Given task: Scan the lines below for the string "Вальсамонъ" and copy every one that has it.
....................
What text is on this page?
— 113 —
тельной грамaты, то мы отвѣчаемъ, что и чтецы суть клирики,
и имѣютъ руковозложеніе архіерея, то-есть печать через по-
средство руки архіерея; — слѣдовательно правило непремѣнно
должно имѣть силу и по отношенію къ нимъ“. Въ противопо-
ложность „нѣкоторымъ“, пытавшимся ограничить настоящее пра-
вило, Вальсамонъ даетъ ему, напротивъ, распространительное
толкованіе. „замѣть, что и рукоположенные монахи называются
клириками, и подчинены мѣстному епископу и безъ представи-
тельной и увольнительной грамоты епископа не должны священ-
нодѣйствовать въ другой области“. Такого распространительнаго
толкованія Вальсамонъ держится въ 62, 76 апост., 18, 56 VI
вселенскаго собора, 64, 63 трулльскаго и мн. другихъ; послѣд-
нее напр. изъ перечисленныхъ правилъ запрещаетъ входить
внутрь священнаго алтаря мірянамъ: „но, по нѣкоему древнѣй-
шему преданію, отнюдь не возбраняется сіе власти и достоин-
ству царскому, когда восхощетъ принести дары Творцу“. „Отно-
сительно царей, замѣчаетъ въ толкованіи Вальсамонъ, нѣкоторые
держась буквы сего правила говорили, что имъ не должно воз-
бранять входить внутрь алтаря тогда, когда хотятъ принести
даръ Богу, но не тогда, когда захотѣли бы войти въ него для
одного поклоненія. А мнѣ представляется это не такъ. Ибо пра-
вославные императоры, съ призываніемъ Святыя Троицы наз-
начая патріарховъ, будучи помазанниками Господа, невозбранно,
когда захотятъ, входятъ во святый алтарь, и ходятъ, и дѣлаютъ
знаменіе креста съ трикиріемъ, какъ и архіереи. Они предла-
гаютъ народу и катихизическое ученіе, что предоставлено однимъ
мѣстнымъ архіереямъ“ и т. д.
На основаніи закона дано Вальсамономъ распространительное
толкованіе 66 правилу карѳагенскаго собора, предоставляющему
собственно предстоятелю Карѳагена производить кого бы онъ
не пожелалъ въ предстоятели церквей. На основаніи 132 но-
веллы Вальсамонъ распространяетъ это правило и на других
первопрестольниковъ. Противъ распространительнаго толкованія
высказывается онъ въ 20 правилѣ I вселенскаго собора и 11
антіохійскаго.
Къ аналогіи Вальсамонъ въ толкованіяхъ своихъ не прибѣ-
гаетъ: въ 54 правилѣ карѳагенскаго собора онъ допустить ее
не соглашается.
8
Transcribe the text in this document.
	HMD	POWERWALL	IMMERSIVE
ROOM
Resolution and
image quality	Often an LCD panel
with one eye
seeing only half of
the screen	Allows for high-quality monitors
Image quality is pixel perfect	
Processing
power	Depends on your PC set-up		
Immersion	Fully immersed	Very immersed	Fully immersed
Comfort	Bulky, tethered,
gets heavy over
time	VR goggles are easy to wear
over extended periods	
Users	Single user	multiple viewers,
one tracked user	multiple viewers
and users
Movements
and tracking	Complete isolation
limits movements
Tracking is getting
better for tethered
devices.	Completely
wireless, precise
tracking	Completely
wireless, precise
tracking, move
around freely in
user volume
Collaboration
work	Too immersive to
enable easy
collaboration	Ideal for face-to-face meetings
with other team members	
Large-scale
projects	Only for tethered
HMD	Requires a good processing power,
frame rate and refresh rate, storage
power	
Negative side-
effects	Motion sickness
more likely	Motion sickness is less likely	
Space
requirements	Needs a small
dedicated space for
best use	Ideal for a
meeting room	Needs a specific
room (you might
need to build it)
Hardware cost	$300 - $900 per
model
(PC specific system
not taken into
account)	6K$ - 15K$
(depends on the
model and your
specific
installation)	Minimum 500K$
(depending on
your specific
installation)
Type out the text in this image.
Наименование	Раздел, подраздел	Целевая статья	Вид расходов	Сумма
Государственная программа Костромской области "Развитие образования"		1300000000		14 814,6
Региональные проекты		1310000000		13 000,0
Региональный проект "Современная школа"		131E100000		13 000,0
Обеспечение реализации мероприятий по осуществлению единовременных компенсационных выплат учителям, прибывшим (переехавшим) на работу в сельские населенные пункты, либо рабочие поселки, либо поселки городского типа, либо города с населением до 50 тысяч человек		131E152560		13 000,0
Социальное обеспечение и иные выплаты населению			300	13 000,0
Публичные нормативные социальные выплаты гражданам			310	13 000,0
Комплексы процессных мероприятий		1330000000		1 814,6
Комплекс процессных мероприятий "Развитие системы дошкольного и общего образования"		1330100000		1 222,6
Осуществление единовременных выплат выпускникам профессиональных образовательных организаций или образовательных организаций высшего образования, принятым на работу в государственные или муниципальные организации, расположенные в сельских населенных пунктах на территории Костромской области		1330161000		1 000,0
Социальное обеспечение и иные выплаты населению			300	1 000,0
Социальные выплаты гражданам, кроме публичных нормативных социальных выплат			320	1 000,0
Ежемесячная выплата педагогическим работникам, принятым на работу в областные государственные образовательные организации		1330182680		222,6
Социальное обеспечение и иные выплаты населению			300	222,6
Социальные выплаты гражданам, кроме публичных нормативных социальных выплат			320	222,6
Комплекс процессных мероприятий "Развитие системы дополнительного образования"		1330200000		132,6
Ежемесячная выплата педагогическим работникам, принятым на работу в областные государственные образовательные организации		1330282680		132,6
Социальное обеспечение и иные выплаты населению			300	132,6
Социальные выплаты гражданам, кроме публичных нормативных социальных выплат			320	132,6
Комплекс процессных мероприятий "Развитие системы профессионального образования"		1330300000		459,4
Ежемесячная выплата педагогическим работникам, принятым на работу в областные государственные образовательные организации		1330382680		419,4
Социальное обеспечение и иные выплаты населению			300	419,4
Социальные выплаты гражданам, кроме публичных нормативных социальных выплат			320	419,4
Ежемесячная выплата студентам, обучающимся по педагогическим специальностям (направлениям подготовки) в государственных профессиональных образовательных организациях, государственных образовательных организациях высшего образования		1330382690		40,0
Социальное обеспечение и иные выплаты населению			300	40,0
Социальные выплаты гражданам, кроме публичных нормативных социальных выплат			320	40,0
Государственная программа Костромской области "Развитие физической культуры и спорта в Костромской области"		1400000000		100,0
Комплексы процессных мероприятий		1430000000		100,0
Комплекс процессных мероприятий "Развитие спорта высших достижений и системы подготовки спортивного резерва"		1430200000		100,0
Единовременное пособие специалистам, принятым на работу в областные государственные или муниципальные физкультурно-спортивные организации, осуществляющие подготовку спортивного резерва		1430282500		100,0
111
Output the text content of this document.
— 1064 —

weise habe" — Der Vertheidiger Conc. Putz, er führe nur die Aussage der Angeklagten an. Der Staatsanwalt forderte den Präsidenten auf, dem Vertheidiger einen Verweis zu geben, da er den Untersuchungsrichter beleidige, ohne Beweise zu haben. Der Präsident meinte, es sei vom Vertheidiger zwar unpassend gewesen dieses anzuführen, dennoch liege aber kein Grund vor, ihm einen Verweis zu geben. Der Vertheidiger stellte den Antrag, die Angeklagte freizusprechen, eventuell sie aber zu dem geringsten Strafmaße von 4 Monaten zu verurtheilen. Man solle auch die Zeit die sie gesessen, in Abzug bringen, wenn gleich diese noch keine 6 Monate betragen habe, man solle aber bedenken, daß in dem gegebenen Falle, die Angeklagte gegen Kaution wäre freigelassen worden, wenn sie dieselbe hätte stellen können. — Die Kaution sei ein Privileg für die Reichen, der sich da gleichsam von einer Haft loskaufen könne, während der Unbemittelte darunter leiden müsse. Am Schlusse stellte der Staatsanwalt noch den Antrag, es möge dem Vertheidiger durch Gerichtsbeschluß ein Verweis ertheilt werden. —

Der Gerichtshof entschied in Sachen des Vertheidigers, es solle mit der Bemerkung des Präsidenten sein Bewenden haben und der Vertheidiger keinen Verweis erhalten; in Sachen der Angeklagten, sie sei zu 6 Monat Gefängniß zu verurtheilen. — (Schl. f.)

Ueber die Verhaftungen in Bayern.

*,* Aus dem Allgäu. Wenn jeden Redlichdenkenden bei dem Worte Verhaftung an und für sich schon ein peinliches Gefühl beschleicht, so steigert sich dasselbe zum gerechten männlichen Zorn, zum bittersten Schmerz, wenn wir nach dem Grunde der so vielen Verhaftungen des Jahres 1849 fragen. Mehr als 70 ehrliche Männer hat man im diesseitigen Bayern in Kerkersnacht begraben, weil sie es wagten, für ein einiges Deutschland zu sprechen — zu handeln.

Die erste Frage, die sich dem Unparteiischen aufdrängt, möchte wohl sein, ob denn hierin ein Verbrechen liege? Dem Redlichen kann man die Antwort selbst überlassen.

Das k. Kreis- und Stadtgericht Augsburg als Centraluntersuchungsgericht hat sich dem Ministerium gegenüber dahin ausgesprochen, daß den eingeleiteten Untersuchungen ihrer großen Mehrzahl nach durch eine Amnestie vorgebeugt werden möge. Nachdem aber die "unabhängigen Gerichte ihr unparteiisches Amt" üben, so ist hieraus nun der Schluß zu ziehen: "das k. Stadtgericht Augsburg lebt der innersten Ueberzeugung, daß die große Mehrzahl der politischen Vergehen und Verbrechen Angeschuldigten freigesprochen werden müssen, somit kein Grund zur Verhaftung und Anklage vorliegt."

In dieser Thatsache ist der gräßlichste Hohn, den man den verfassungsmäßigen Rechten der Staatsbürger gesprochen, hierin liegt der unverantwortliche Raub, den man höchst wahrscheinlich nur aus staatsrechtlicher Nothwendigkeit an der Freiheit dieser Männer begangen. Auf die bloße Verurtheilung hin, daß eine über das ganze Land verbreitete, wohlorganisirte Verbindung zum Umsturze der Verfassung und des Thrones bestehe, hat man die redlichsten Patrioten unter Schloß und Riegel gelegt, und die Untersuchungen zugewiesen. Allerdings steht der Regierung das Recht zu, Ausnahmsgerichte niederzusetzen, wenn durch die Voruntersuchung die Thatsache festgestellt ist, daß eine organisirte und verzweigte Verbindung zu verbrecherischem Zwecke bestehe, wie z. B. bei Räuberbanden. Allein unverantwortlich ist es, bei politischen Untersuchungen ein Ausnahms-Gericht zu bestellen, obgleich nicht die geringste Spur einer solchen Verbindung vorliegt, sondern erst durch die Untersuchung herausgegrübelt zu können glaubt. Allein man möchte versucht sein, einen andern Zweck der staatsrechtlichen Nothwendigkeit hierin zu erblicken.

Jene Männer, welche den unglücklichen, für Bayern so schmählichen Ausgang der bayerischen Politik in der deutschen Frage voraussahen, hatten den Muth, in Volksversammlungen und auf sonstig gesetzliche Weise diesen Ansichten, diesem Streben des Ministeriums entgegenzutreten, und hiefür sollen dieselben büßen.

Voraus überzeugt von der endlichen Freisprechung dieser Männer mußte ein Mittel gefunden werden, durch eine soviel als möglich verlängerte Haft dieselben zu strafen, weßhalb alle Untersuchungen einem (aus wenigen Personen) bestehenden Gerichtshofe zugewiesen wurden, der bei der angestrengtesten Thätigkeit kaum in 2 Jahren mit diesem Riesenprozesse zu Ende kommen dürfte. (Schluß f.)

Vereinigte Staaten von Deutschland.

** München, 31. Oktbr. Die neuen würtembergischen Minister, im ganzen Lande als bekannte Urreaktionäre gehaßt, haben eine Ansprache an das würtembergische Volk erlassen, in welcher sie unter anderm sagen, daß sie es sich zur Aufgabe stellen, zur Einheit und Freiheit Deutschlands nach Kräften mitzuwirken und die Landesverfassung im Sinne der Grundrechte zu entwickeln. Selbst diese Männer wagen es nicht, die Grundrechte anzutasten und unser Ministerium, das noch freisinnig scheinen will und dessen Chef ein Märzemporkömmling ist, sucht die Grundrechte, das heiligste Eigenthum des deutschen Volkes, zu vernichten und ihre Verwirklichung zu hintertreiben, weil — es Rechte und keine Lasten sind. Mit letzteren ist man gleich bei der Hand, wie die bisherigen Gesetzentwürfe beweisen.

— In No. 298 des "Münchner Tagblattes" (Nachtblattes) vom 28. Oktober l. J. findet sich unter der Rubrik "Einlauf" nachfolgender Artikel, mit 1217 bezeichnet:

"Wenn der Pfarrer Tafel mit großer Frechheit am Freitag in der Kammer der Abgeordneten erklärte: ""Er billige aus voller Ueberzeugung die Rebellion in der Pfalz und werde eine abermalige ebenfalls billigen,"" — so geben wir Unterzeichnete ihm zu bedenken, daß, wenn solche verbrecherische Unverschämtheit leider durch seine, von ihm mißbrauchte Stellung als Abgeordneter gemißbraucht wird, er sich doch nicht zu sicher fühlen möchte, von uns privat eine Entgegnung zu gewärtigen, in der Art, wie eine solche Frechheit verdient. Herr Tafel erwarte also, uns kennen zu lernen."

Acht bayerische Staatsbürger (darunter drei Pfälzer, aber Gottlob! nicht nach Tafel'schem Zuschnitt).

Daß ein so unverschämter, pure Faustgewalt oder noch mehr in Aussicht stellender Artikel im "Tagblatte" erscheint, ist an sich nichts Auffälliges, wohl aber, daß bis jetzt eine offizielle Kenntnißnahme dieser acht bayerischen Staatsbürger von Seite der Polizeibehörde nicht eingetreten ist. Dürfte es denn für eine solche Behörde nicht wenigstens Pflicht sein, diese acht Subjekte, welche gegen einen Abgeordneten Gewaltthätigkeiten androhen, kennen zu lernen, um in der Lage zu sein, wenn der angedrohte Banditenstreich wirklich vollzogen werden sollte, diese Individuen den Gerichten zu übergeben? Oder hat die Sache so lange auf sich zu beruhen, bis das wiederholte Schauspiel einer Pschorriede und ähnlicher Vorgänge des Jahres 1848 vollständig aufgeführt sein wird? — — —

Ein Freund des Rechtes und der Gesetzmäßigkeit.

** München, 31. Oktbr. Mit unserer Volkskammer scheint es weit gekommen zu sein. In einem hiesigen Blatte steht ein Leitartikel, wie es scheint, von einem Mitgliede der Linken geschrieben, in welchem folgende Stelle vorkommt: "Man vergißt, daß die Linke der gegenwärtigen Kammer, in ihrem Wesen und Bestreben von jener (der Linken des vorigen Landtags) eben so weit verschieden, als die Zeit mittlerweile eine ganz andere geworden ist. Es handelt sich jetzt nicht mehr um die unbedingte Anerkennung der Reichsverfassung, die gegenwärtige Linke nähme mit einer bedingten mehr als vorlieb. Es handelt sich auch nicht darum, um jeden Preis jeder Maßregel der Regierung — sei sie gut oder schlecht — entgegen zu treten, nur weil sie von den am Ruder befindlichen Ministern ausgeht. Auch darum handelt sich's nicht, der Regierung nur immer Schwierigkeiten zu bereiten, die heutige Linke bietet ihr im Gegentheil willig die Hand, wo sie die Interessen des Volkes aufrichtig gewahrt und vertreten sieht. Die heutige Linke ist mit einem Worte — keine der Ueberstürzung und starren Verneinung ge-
....................
Result below:
вило, Вальсамонъ даетъ ему, напротивъ, распространительное
толкованія Вальсамонъ держится въ 62, 76 апост., 18, 56 VI
сительно царей, замѣчаетъ въ толкованіи Вальсамонъ, нѣкоторые
веллы Вальсамонъ распространяетъ это правило и на других
Къ аналогіи Вальсамонъ въ толкованіяхъ своихъ не прибѣ-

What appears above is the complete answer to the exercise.